[Excerpted data]

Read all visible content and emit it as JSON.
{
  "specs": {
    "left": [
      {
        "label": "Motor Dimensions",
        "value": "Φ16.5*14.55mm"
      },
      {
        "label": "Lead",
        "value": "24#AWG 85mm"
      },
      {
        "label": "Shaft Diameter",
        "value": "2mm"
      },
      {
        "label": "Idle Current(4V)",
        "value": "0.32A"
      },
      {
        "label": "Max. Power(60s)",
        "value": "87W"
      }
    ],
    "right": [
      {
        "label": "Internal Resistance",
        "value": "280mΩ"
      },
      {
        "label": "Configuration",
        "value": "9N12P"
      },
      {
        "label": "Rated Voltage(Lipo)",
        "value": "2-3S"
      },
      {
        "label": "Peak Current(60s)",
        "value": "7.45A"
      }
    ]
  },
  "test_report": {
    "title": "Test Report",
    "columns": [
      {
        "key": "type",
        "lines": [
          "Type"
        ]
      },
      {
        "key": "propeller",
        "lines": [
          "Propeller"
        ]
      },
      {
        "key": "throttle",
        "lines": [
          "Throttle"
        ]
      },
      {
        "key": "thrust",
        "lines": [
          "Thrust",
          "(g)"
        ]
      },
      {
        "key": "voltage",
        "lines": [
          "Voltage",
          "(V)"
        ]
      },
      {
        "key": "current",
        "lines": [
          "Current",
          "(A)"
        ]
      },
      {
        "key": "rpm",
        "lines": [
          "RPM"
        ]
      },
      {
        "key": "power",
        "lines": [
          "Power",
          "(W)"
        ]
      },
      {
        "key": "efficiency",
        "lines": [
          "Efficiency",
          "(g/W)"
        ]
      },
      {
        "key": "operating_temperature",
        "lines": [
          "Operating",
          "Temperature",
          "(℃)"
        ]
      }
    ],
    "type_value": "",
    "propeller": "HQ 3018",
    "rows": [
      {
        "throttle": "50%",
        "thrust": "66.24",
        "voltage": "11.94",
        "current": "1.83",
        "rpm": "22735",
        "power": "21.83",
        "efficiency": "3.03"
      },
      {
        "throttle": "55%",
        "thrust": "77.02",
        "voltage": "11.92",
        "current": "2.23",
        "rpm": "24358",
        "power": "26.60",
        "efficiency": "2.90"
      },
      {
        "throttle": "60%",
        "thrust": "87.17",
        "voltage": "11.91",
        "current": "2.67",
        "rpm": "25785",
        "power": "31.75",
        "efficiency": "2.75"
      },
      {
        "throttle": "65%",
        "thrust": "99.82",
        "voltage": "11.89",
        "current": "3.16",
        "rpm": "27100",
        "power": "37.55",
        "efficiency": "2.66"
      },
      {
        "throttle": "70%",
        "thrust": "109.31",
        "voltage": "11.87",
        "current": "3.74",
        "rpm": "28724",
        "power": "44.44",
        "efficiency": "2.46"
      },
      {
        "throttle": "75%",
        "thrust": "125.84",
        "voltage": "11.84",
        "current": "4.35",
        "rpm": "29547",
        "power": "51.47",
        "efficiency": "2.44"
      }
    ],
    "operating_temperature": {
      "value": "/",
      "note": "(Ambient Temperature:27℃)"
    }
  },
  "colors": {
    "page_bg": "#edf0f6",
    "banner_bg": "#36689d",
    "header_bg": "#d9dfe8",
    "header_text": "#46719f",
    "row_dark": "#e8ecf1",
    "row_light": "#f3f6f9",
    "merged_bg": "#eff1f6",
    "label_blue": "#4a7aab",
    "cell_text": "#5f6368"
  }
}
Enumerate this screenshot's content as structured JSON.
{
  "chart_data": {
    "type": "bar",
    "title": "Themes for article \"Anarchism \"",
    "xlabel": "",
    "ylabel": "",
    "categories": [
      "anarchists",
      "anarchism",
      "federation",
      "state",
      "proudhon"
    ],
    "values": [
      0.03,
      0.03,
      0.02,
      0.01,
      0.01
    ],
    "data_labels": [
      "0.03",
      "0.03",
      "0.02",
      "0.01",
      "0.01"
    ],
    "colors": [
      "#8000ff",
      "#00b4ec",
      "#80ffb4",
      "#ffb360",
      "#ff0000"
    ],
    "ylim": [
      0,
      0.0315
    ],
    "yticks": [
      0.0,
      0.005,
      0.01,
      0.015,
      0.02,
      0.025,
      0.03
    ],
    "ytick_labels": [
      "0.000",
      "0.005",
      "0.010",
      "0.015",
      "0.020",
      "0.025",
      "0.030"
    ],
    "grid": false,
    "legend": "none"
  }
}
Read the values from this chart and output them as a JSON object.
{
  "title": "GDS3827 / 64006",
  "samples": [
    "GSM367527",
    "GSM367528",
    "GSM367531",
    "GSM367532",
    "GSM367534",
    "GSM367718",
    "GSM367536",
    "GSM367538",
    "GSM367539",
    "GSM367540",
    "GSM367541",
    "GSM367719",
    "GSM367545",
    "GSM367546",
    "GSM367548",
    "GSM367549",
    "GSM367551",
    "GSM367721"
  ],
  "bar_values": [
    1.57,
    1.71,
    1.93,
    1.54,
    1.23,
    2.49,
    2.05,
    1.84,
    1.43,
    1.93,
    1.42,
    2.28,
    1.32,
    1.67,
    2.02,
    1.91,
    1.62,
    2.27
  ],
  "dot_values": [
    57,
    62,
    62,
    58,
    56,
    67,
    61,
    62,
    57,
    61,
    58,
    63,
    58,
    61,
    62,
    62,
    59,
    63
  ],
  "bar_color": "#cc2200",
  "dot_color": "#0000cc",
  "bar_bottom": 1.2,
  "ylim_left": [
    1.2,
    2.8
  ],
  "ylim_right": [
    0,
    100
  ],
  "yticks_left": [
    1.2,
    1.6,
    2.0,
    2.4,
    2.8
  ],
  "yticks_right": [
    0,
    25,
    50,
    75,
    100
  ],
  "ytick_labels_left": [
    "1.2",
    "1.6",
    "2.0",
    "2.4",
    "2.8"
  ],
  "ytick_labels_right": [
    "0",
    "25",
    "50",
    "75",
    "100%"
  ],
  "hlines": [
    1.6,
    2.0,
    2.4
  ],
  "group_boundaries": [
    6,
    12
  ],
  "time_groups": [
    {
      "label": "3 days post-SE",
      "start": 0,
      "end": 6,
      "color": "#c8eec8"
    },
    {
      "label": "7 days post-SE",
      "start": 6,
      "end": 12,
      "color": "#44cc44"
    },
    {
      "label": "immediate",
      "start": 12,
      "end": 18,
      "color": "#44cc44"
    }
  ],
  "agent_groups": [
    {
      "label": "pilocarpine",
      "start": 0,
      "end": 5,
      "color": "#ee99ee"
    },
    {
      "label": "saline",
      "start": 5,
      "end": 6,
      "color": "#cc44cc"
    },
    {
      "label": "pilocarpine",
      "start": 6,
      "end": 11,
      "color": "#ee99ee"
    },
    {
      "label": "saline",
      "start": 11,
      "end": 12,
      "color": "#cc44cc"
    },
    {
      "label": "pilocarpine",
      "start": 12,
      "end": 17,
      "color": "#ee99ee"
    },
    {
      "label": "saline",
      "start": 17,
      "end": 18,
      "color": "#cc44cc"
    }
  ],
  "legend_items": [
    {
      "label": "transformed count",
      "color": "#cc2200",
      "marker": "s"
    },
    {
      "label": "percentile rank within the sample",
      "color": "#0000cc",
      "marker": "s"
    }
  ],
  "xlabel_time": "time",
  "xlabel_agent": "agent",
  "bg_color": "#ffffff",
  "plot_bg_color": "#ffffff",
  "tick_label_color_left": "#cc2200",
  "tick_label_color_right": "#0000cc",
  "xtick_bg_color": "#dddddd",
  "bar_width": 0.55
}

[Job]
Produce an exact copy of every entry above.

[Exercise answer]
Read all visible content and emit it as JSON.
{
  "specs": {
    "left": [
      {
        "label": "Motor Dimensions",
        "value": "Φ16.5*14.55mm"
      },
      {
        "label": "Lead",
        "value": "24#AWG 85mm"
      },
      {
        "label": "Shaft Diameter",
        "value": "2mm"
      },
      {
        "label": "Idle Current(4V)",
        "value": "0.32A"
      },
      {
        "label": "Max. Power(60s)",
        "value": "87W"
      }
    ],
    "right": [
      {
        "label": "Internal Resistance",
        "value": "280mΩ"
      },
      {
        "label": "Configuration",
        "value": "9N12P"
      },
      {
        "label": "Rated Voltage(Lipo)",
        "value": "2-3S"
      },
      {
        "label": "Peak Current(60s)",
        "value": "7.45A"
      }
    ]
  },
  "test_report": {
    "title": "Test Report",
    "columns": [
      {
        "key": "type",
        "lines": [
          "Type"
        ]
      },
      {
        "key": "propeller",
        "lines": [
          "Propeller"
        ]
      },
      {
        "key": "throttle",
        "lines": [
          "Throttle"
        ]
      },
      {
        "key": "thrust",
        "lines": [
          "Thrust",
          "(g)"
        ]
      },
      {
        "key": "voltage",
        "lines": [
          "Voltage",
          "(V)"
        ]
      },
      {
        "key": "current",
        "lines": [
          "Current",
          "(A)"
        ]
      },
      {
        "key": "rpm",
        "lines": [
          "RPM"
        ]
      },
      {
        "key": "power",
        "lines": [
          "Power",
          "(W)"
        ]
      },
      {
        "key": "efficiency",
        "lines": [
          "Efficiency",
          "(g/W)"
        ]
      },
      {
        "key": "operating_temperature",
        "lines": [
          "Operating",
          "Temperature",
          "(℃)"
        ]
      }
    ],
    "type_value": "",
    "propeller": "HQ 3018",
    "rows": [
      {
        "throttle": "50%",
        "thrust": "66.24",
        "voltage": "11.94",
        "current": "1.83",
        "rpm": "22735",
        "power": "21.83",
        "efficiency": "3.03"
      },
      {
        "throttle": "55%",
        "thrust": "77.02",
        "voltage": "11.92",
        "current": "2.23",
        "rpm": "24358",
        "power": "26.60",
        "efficiency": "2.90"
      },
      {
        "throttle": "60%",
        "thrust": "87.17",
        "voltage": "11.91",
        "current": "2.67",
        "rpm": "25785",
        "power": "31.75",
        "efficiency": "2.75"
      },
      {
        "throttle": "65%",
        "thrust": "99.82",
        "voltage": "11.89",
        "current": "3.16",
        "rpm": "27100",
        "power": "37.55",
        "efficiency": "2.66"
      },
      {
        "throttle": "70%",
        "thrust": "109.31",
        "voltage": "11.87",
        "current": "3.74",
        "rpm": "28724",
        "power": "44.44",
        "efficiency": "2.46"
      },
      {
        "throttle": "75%",
        "thrust": "125.84",
        "voltage": "11.84",
        "current": "4.35",
        "rpm": "29547",
        "power": "51.47",
        "efficiency": "2.44"
      }
    ],
    "operating_temperature": {
      "value": "/",
      "note": "(Ambient Temperature:27℃)"
    }
  },
  "colors": {
    "page_bg": "#edf0f6",
    "banner_bg": "#36689d",
    "header_bg": "#d9dfe8",
    "header_text": "#46719f",
    "row_dark": "#e8ecf1",
    "row_light": "#f3f6f9",
    "merged_bg": "#eff1f6",
    "label_blue": "#4a7aab",
    "cell_text": "#5f6368"
  }
}
Enumerate this screenshot's content as structured JSON.
{
  "chart_data": {
    "type": "bar",
    "title": "Themes for article \"Anarchism \"",
    "xlabel": "",
    "ylabel": "",
    "categories": [
      "anarchists",
      "anarchism",
      "federation",
      "state",
      "proudhon"
    ],
    "values": [
      0.03,
      0.03,
      0.02,
      0.01,
      0.01
    ],
    "data_labels": [
      "0.03",
      "0.03",
      "0.02",
      "0.01",
      "0.01"
    ],
    "colors": [
      "#8000ff",
      "#00b4ec",
      "#80ffb4",
      "#ffb360",
      "#ff0000"
    ],
    "ylim": [
      0,
      0.0315
    ],
    "yticks": [
      0.0,
      0.005,
      0.01,
      0.015,
      0.02,
      0.025,
      0.03
    ],
    "ytick_labels": [
      "0.000",
      "0.005",
      "0.010",
      "0.015",
      "0.020",
      "0.025",
      "0.030"
    ],
    "grid": false,
    "legend": "none"
  }
}
Read the values from this chart and output them as a JSON object.
{
  "title": "GDS3827 / 64006",
  "samples": [
    "GSM367527",
    "GSM367528",
    "GSM367531",
    "GSM367532",
    "GSM367534",
    "GSM367718",
    "GSM367536",
    "GSM367538",
    "GSM367539",
    "GSM367540",
    "GSM367541",
    "GSM367719",
    "GSM367545",
    "GSM367546",
    "GSM367548",
    "GSM367549",
    "GSM367551",
    "GSM367721"
  ],
  "bar_values": [
    1.57,
    1.71,
    1.93,
    1.54,
    1.23,
    2.49,
    2.05,
    1.84,
    1.43,
    1.93,
    1.42,
    2.28,
    1.32,
    1.67,
    2.02,
    1.91,
    1.62,
    2.27
  ],
  "dot_values": [
    57,
    62,
    62,
    58,
    56,
    67,
    61,
    62,
    57,
    61,
    58,
    63,
    58,
    61,
    62,
    62,
    59,
    63
  ],
  "bar_color": "#cc2200",
  "dot_color": "#0000cc",
  "bar_bottom": 1.2,
  "ylim_left": [
    1.2,
    2.8
  ],
  "ylim_right": [
    0,
    100
  ],
  "yticks_left": [
    1.2,
    1.6,
    2.0,
    2.4,
    2.8
  ],
  "yticks_right": [
    0,
    25,
    50,
    75,
    100
  ],
  "ytick_labels_left": [
    "1.2",
    "1.6",
    "2.0",
    "2.4",
    "2.8"
  ],
  "ytick_labels_right": [
    "0",
    "25",
    "50",
    "75",
    "100%"
  ],
  "hlines": [
    1.6,
    2.0,
    2.4
  ],
  "group_boundaries": [
    6,
    12
  ],
  "time_groups": [
    {
      "label": "3 days post-SE",
      "start": 0,
      "end": 6,
      "color": "#c8eec8"
    },
    {
      "label": "7 days post-SE",
      "start": 6,
      "end": 12,
      "color": "#44cc44"
    },
    {
      "label": "immediate",
      "start": 12,
      "end": 18,
      "color": "#44cc44"
    }
  ],
  "agent_groups": [
    {
      "label": "pilocarpine",
      "start": 0,
      "end": 5,
      "color": "#ee99ee"
    },
    {
      "label": "saline",
      "start": 5,
      "end": 6,
      "color": "#cc44cc"
    },
    {
      "label": "pilocarpine",
      "start": 6,
      "end": 11,
      "color": "#ee99ee"
    },
    {
      "label": "saline",
      "start": 11,
      "end": 12,
      "color": "#cc44cc"
    },
    {
      "label": "pilocarpine",
      "start": 12,
      "end": 17,
      "color": "#ee99ee"
    },
    {
      "label": "saline",
      "start": 17,
      "end": 18,
      "color": "#cc44cc"
    }
  ],
  "legend_items": [
    {
      "label": "transformed count",
      "color": "#cc2200",
      "marker": "s"
    },
    {
      "label": "percentile rank within the sample",
      "color": "#0000cc",
      "marker": "s"
    }
  ],
  "xlabel_time": "time",
  "xlabel_agent": "agent",
  "bg_color": "#ffffff",
  "plot_bg_color": "#ffffff",
  "tick_label_color_left": "#cc2200",
  "tick_label_color_right": "#0000cc",
  "xtick_bg_color": "#dddddd",
  "bar_width": 0.55
}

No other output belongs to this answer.